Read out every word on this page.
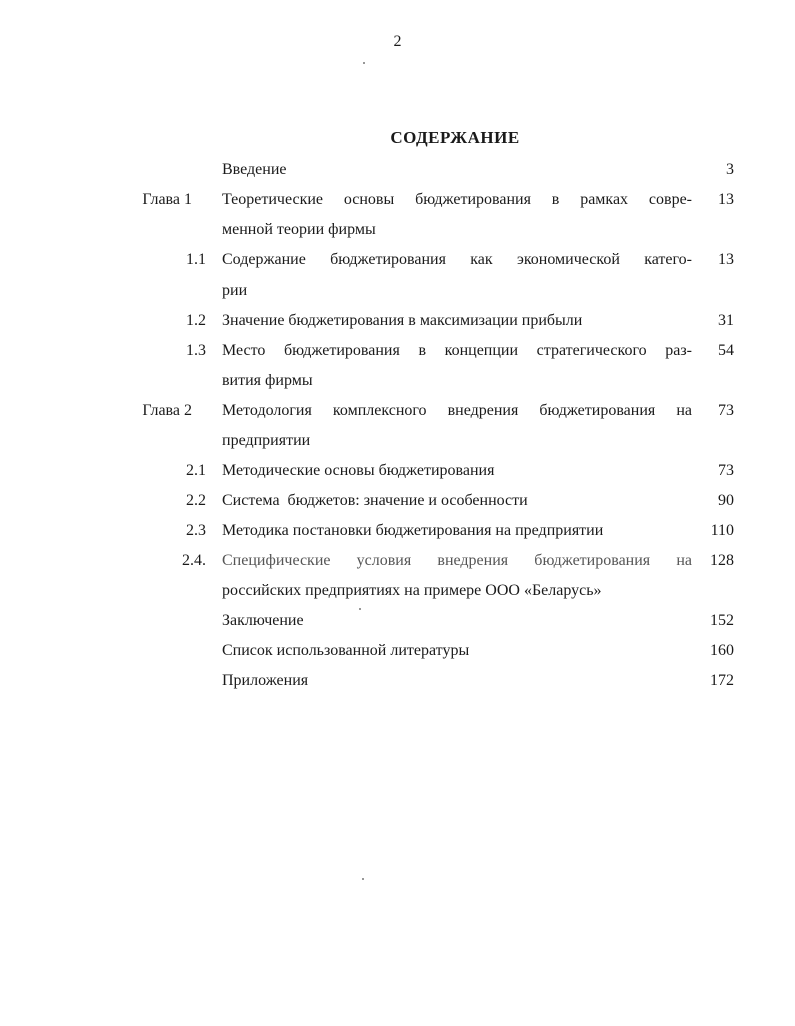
2
СОДЕРЖАНИЕ
Введение	3
Глава 1 Теоретические основы бюджетирования в рамках совре-	13
менной теории фирмы
1.1 Содержание бюджетирования как экономической катего-	13
рии
1.2 Значение бюджетирования в максимизации прибыли	31
1.3 Место бюджетирования в концепции стратегического раз-	54
вития фирмы
Глава 2 Методология комплексного внедрения бюджетирования на	73
предприятии
2.1 Методические основы бюджетирования	73
2.2 Система  бюджетов: значение и особенности	90
2.3 Методика постановки бюджетирования на предприятии	110
2.4. Специфические условия внедрения бюджетирования на	128
российских предприятиях на примере ООО «Беларусь»
Заключение	152
Список использованной литературы	160
Приложения	172
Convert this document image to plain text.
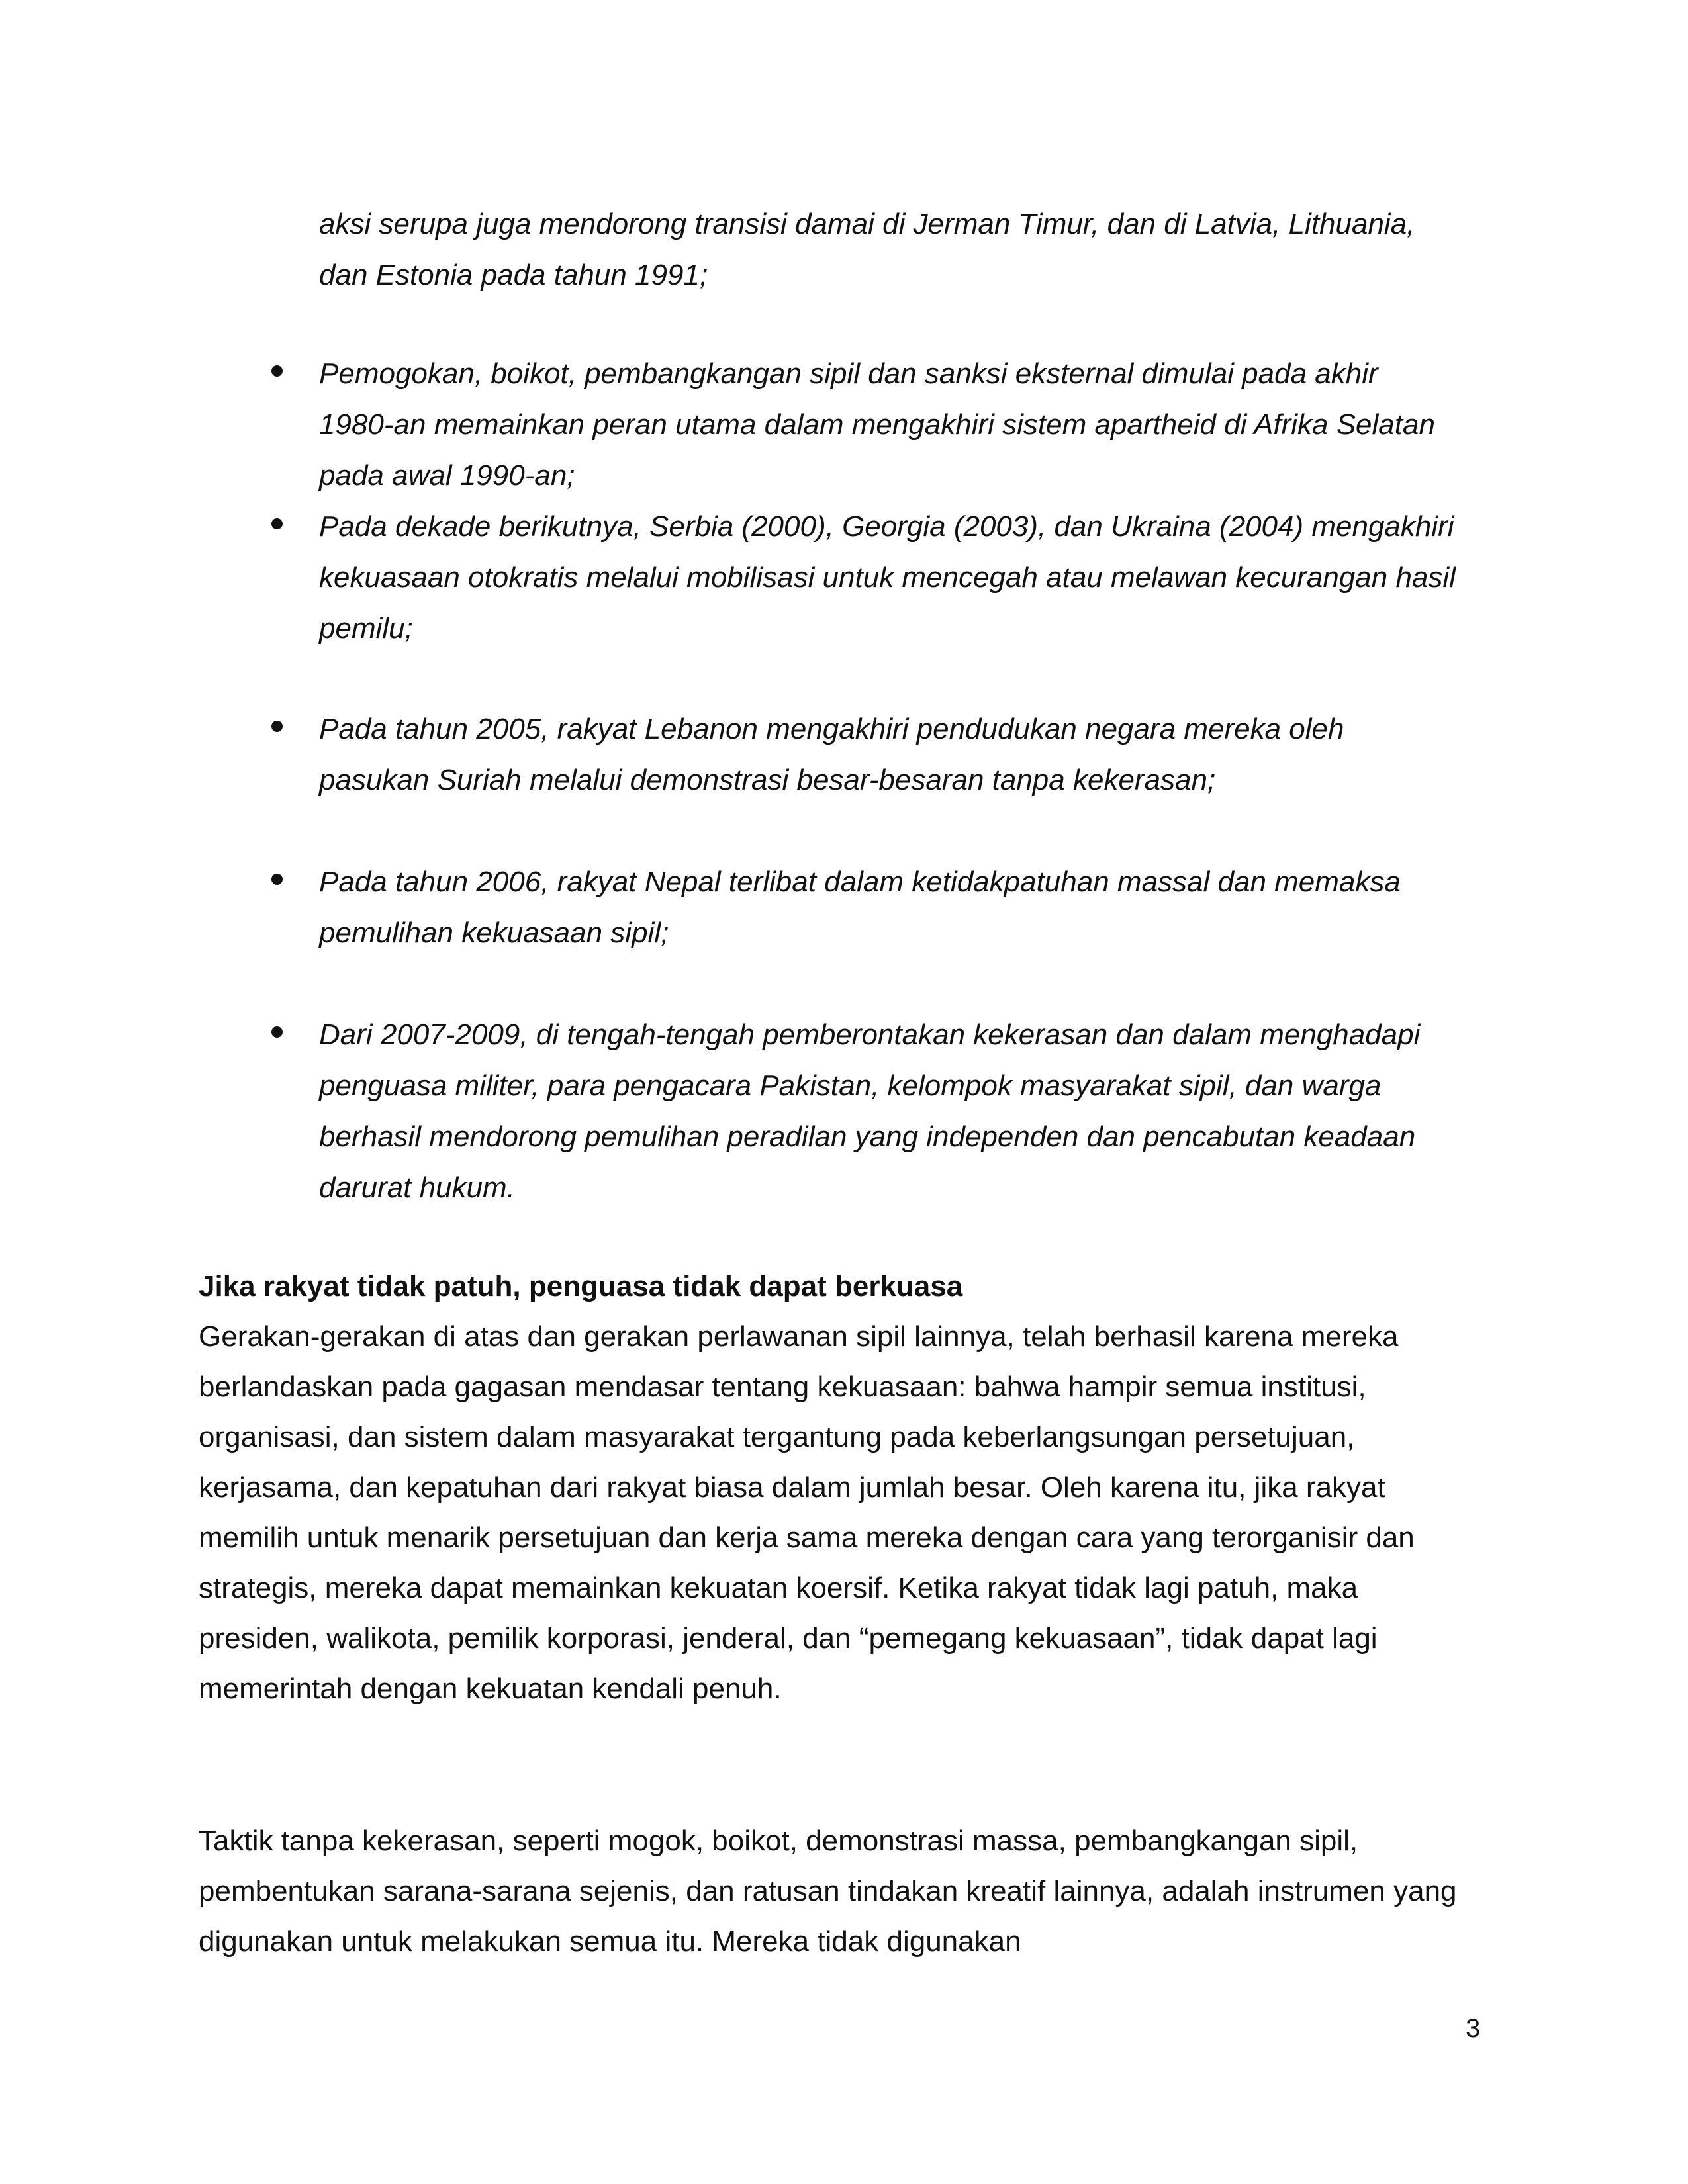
aksi serupa juga mendorong transisi damai di Jerman Timur, dan di Latvia, Lithuania, dan Estonia pada tahun 1991;

Pemogokan, boikot, pembangkangan sipil dan sanksi eksternal dimulai pada akhir 1980-an memainkan peran utama dalam mengakhiri sistem apartheid di Afrika Selatan pada awal 1990-an;
Pada dekade berikutnya, Serbia (2000), Georgia (2003), dan Ukraina (2004) mengakhiri kekuasaan otokratis melalui mobilisasi untuk mencegah atau melawan kecurangan hasil pemilu;
Pada tahun 2005, rakyat Lebanon mengakhiri pendudukan negara mereka oleh pasukan Suriah melalui demonstrasi besar-besaran tanpa kekerasan;
Pada tahun 2006, rakyat Nepal terlibat dalam ketidakpatuhan massal dan memaksa pemulihan kekuasaan sipil;
Dari 2007-2009, di tengah-tengah pemberontakan kekerasan dan dalam menghadapi penguasa militer, para pengacara Pakistan, kelompok masyarakat sipil, dan warga berhasil mendorong pemulihan peradilan yang independen dan pencabutan keadaan darurat hukum.
Jika rakyat tidak patuh, penguasa tidak dapat berkuasa

Gerakan-gerakan di atas dan gerakan perlawanan sipil lainnya, telah berhasil karena mereka berlandaskan pada gagasan mendasar tentang kekuasaan: bahwa hampir semua institusi, organisasi, dan sistem dalam masyarakat tergantung pada keberlangsungan persetujuan, kerjasama, dan kepatuhan dari rakyat biasa dalam jumlah besar. Oleh karena itu, jika rakyat memilih untuk menarik persetujuan dan kerja sama mereka dengan cara yang terorganisir dan strategis, mereka dapat memainkan kekuatan koersif. Ketika rakyat tidak lagi patuh, maka presiden, walikota, pemilik korporasi, jenderal, dan “pemegang kekuasaan”, tidak dapat lagi memerintah dengan kekuatan kendali penuh.

Taktik tanpa kekerasan, seperti mogok, boikot, demonstrasi massa, pembangkangan sipil, pembentukan sarana-sarana sejenis, dan ratusan tindakan kreatif lainnya, adalah instrumen yang digunakan untuk melakukan semua itu. Mereka tidak digunakan

3
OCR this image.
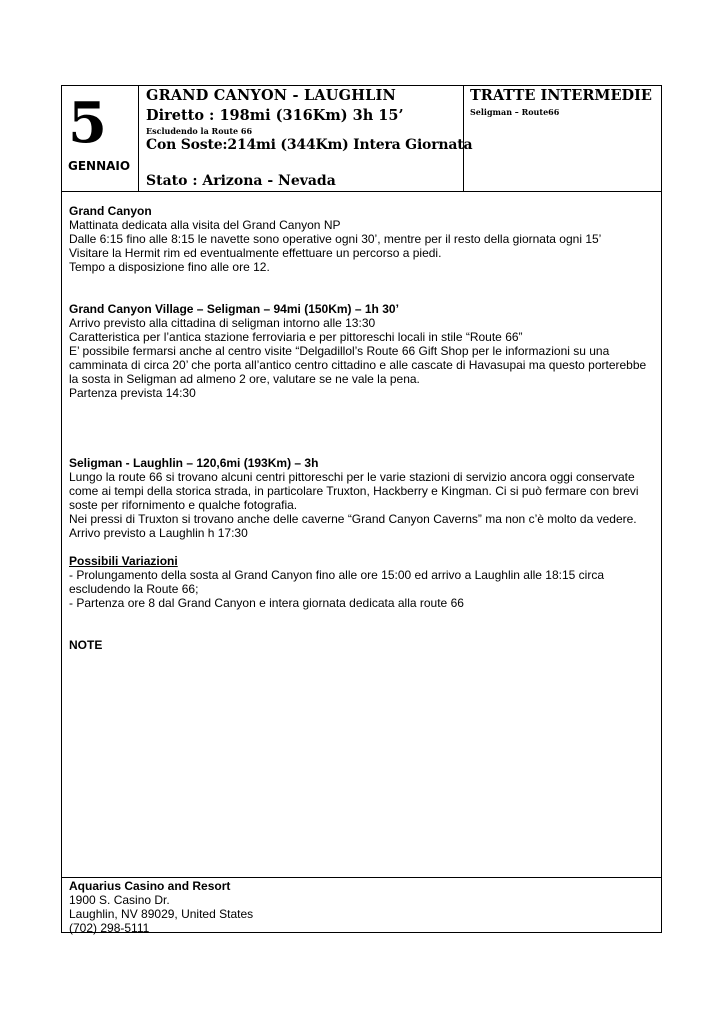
5
GENNAIO
GRAND CANYON - LAUGHLIN
Diretto : 198mi (316Km) 3h 15’
Escludendo la Route 66
Con Soste:214mi (344Km) Intera Giornata
Stato : Arizona - Nevada
TRATTE INTERMEDIE
Seligman – Route66
Grand Canyon
Mattinata dedicata alla visita del Grand Canyon NP
Dalle 6:15 fino alle 8:15 le navette sono operative ogni 30’, mentre per il resto della giornata ogni 15’
Visitare la Hermit rim ed eventualmente effettuare un percorso a piedi.
Tempo a disposizione fino alle ore 12.
Grand Canyon Village – Seligman – 94mi (150Km) – 1h 30’
Arrivo previsto alla cittadina di seligman intorno alle 13:30
Caratteristica per l’antica stazione ferroviaria e per pittoreschi locali in stile “Route 66”
E’ possibile fermarsi anche al centro visite “Delgadillol’s Route 66 Gift Shop per le informazioni su una
camminata di circa 20’ che porta all’antico centro cittadino e alle cascate di Havasupai ma questo porterebbe
la sosta in Seligman ad almeno 2 ore, valutare se ne vale la pena.
Partenza prevista 14:30
Seligman - Laughlin – 120,6mi (193Km) – 3h
Lungo la route 66 si trovano alcuni centri pittoreschi per le varie stazioni di servizio ancora oggi conservate
come ai tempi della storica strada, in particolare Truxton, Hackberry e Kingman. Ci si può fermare con brevi
soste per rifornimento e qualche fotografia.
Nei pressi di Truxton si trovano anche delle caverne “Grand Canyon Caverns” ma non c’è molto da vedere.
Arrivo previsto a Laughlin h 17:30
Possibili Variazioni
- Prolungamento della sosta al Grand Canyon fino alle ore 15:00 ed arrivo a Laughlin alle 18:15 circa
escludendo la Route 66;
- Partenza ore 8 dal Grand Canyon e intera giornata dedicata alla route 66
NOTE
Aquarius Casino and Resort
1900 S. Casino Dr.
Laughlin, NV 89029, United States
(702) 298-5111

# Short task
Return all of the entries word for word, but omit the pictures.

# Completed task
Read out every word on this page.
2
СОДЕРЖАНИЕ
Введение	3
Глава 1 Теоретические основы бюджетирования в рамках совре-	13
менной теории фирмы
1.1 Содержание бюджетирования как экономической катего-	13
рии
1.2 Значение бюджетирования в максимизации прибыли	31
1.3 Место бюджетирования в концепции стратегического раз-	54
вития фирмы
Глава 2 Методология комплексного внедрения бюджетирования на	73
предприятии
2.1 Методические основы бюджетирования	73
2.2 Система  бюджетов: значение и особенности	90
2.3 Методика постановки бюджетирования на предприятии	110
2.4. Специфические условия внедрения бюджетирования на	128
российских предприятиях на примере ООО «Беларусь»
Заключение	152
Список использованной литературы	160
Приложения	172
Convert this document image to plain text.
aksi serupa juga mendorong transisi damai di Jerman Timur, dan di Latvia, Lithuania, dan Estonia pada tahun 1991;

Pemogokan, boikot, pembangkangan sipil dan sanksi eksternal dimulai pada akhir 1980-an memainkan peran utama dalam mengakhiri sistem apartheid di Afrika Selatan pada awal 1990-an;
Pada dekade berikutnya, Serbia (2000), Georgia (2003), dan Ukraina (2004) mengakhiri kekuasaan otokratis melalui mobilisasi untuk mencegah atau melawan kecurangan hasil pemilu;
Pada tahun 2005, rakyat Lebanon mengakhiri pendudukan negara mereka oleh pasukan Suriah melalui demonstrasi besar-besaran tanpa kekerasan;
Pada tahun 2006, rakyat Nepal terlibat dalam ketidakpatuhan massal dan memaksa pemulihan kekuasaan sipil;
Dari 2007-2009, di tengah-tengah pemberontakan kekerasan dan dalam menghadapi penguasa militer, para pengacara Pakistan, kelompok masyarakat sipil, dan warga berhasil mendorong pemulihan peradilan yang independen dan pencabutan keadaan darurat hukum.
Jika rakyat tidak patuh, penguasa tidak dapat berkuasa

Gerakan-gerakan di atas dan gerakan perlawanan sipil lainnya, telah berhasil karena mereka berlandaskan pada gagasan mendasar tentang kekuasaan: bahwa hampir semua institusi, organisasi, dan sistem dalam masyarakat tergantung pada keberlangsungan persetujuan, kerjasama, dan kepatuhan dari rakyat biasa dalam jumlah besar. Oleh karena itu, jika rakyat memilih untuk menarik persetujuan dan kerja sama mereka dengan cara yang terorganisir dan strategis, mereka dapat memainkan kekuatan koersif. Ketika rakyat tidak lagi patuh, maka presiden, walikota, pemilik korporasi, jenderal, dan “pemegang kekuasaan”, tidak dapat lagi memerintah dengan kekuatan kendali penuh.

Taktik tanpa kekerasan, seperti mogok, boikot, demonstrasi massa, pembangkangan sipil, pembentukan sarana-sarana sejenis, dan ratusan tindakan kreatif lainnya, adalah instrumen yang digunakan untuk melakukan semua itu. Mereka tidak digunakan

3
OCR this image.
5
GENNAIO
GRAND CANYON - LAUGHLIN
Diretto : 198mi (316Km) 3h 15’
Escludendo la Route 66
Con Soste:214mi (344Km) Intera Giornata
Stato : Arizona - Nevada
TRATTE INTERMEDIE
Seligman – Route66
Grand Canyon
Mattinata dedicata alla visita del Grand Canyon NP
Dalle 6:15 fino alle 8:15 le navette sono operative ogni 30’, mentre per il resto della giornata ogni 15’
Visitare la Hermit rim ed eventualmente effettuare un percorso a piedi.
Tempo a disposizione fino alle ore 12.
Grand Canyon Village – Seligman – 94mi (150Km) – 1h 30’
Arrivo previsto alla cittadina di seligman intorno alle 13:30
Caratteristica per l’antica stazione ferroviaria e per pittoreschi locali in stile “Route 66”
E’ possibile fermarsi anche al centro visite “Delgadillol’s Route 66 Gift Shop per le informazioni su una
camminata di circa 20’ che porta all’antico centro cittadino e alle cascate di Havasupai ma questo porterebbe
la sosta in Seligman ad almeno 2 ore, valutare se ne vale la pena.
Partenza prevista 14:30
Seligman - Laughlin – 120,6mi (193Km) – 3h
Lungo la route 66 si trovano alcuni centri pittoreschi per le varie stazioni di servizio ancora oggi conservate
come ai tempi della storica strada, in particolare Truxton, Hackberry e Kingman. Ci si può fermare con brevi
soste per rifornimento e qualche fotografia.
Nei pressi di Truxton si trovano anche delle caverne “Grand Canyon Caverns” ma non c’è molto da vedere.
Arrivo previsto a Laughlin h 17:30
Possibili Variazioni
- Prolungamento della sosta al Grand Canyon fino alle ore 15:00 ed arrivo a Laughlin alle 18:15 circa
escludendo la Route 66;
- Partenza ore 8 dal Grand Canyon e intera giornata dedicata alla route 66
NOTE
Aquarius Casino and Resort
1900 S. Casino Dr.
Laughlin, NV 89029, United States
(702) 298-5111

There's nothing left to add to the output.